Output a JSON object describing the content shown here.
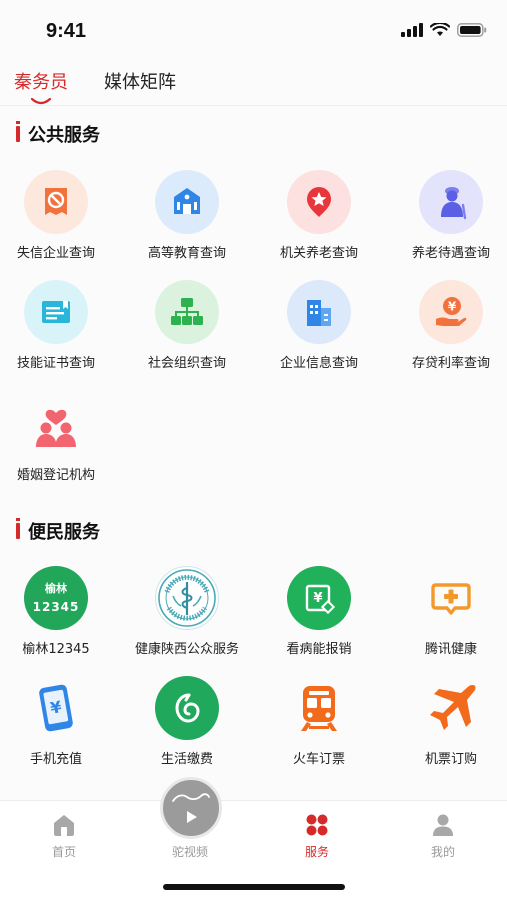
{
  "status_bar": {
    "time": "9:41"
  },
  "top_tabs": [
    {
      "label": "秦务员",
      "active": true
    },
    {
      "label": "媒体矩阵",
      "active": false
    }
  ],
  "public_services": {
    "title": "公共服务",
    "items": [
      {
        "label": "失信企业查询",
        "icon": "credit-ban-icon"
      },
      {
        "label": "高等教育查询",
        "icon": "university-icon"
      },
      {
        "label": "机关养老查询",
        "icon": "star-badge-icon"
      },
      {
        "label": "养老待遇查询",
        "icon": "elderly-person-icon"
      },
      {
        "label": "技能证书查询",
        "icon": "certificate-icon"
      },
      {
        "label": "社会组织查询",
        "icon": "org-chart-icon"
      },
      {
        "label": "企业信息查询",
        "icon": "building-icon"
      },
      {
        "label": "存贷利率查询",
        "icon": "yuan-hand-icon"
      },
      {
        "label": "婚姻登记机构",
        "icon": "couple-heart-icon"
      }
    ]
  },
  "convenience_services": {
    "title": "便民服务",
    "items": [
      {
        "label": "榆林12345",
        "icon": "yulin-12345-icon",
        "badge_line1": "榆林",
        "badge_line2": "12345"
      },
      {
        "label": "健康陕西公众服务",
        "icon": "health-shaanxi-emblem-icon"
      },
      {
        "label": "看病能报销",
        "icon": "medical-reimburse-icon"
      },
      {
        "label": "腾讯健康",
        "icon": "tencent-health-icon"
      },
      {
        "label": "手机充值",
        "icon": "phone-recharge-icon"
      },
      {
        "label": "生活缴费",
        "icon": "utility-payment-icon"
      },
      {
        "label": "火车订票",
        "icon": "train-icon"
      },
      {
        "label": "机票订购",
        "icon": "airplane-icon"
      }
    ]
  },
  "tabbar": {
    "items": [
      {
        "label": "首页",
        "icon": "home-icon",
        "active": false
      },
      {
        "label": "驼视频",
        "icon": "video-play-icon",
        "active": false
      },
      {
        "label": "服务",
        "icon": "services-grid-icon",
        "active": true
      },
      {
        "label": "我的",
        "icon": "user-icon",
        "active": false
      }
    ]
  },
  "colors": {
    "accent": "#d62a2a",
    "inactive_tab": "#9a9a9a"
  }
}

⁂

**EXERCISE:** Every entry must be transcribed exactly. Pictures do not belong in the copy.

**EXPECTED ANSWER:**
Output a JSON object describing the content shown here.
{
  "status_bar": {
    "time": "9:41"
  },
  "top_tabs": [
    {
      "label": "秦务员",
      "active": true
    },
    {
      "label": "媒体矩阵",
      "active": false
    }
  ],
  "public_services": {
    "title": "公共服务",
    "items": [
      {
        "label": "失信企业查询",
        "icon": "credit-ban-icon"
      },
      {
        "label": "高等教育查询",
        "icon": "university-icon"
      },
      {
        "label": "机关养老查询",
        "icon": "star-badge-icon"
      },
      {
        "label": "养老待遇查询",
        "icon": "elderly-person-icon"
      },
      {
        "label": "技能证书查询",
        "icon": "certificate-icon"
      },
      {
        "label": "社会组织查询",
        "icon": "org-chart-icon"
      },
      {
        "label": "企业信息查询",
        "icon": "building-icon"
      },
      {
        "label": "存贷利率查询",
        "icon": "yuan-hand-icon"
      },
      {
        "label": "婚姻登记机构",
        "icon": "couple-heart-icon"
      }
    ]
  },
  "convenience_services": {
    "title": "便民服务",
    "items": [
      {
        "label": "榆林12345",
        "icon": "yulin-12345-icon",
        "badge_line1": "榆林",
        "badge_line2": "12345"
      },
      {
        "label": "健康陕西公众服务",
        "icon": "health-shaanxi-emblem-icon"
      },
      {
        "label": "看病能报销",
        "icon": "medical-reimburse-icon"
      },
      {
        "label": "腾讯健康",
        "icon": "tencent-health-icon"
      },
      {
        "label": "手机充值",
        "icon": "phone-recharge-icon"
      },
      {
        "label": "生活缴费",
        "icon": "utility-payment-icon"
      },
      {
        "label": "火车订票",
        "icon": "train-icon"
      },
      {
        "label": "机票订购",
        "icon": "airplane-icon"
      }
    ]
  },
  "tabbar": {
    "items": [
      {
        "label": "首页",
        "icon": "home-icon",
        "active": false
      },
      {
        "label": "驼视频",
        "icon": "video-play-icon",
        "active": false
      },
      {
        "label": "服务",
        "icon": "services-grid-icon",
        "active": true
      },
      {
        "label": "我的",
        "icon": "user-icon",
        "active": false
      }
    ]
  },
  "colors": {
    "accent": "#d62a2a",
    "inactive_tab": "#9a9a9a"
  }
}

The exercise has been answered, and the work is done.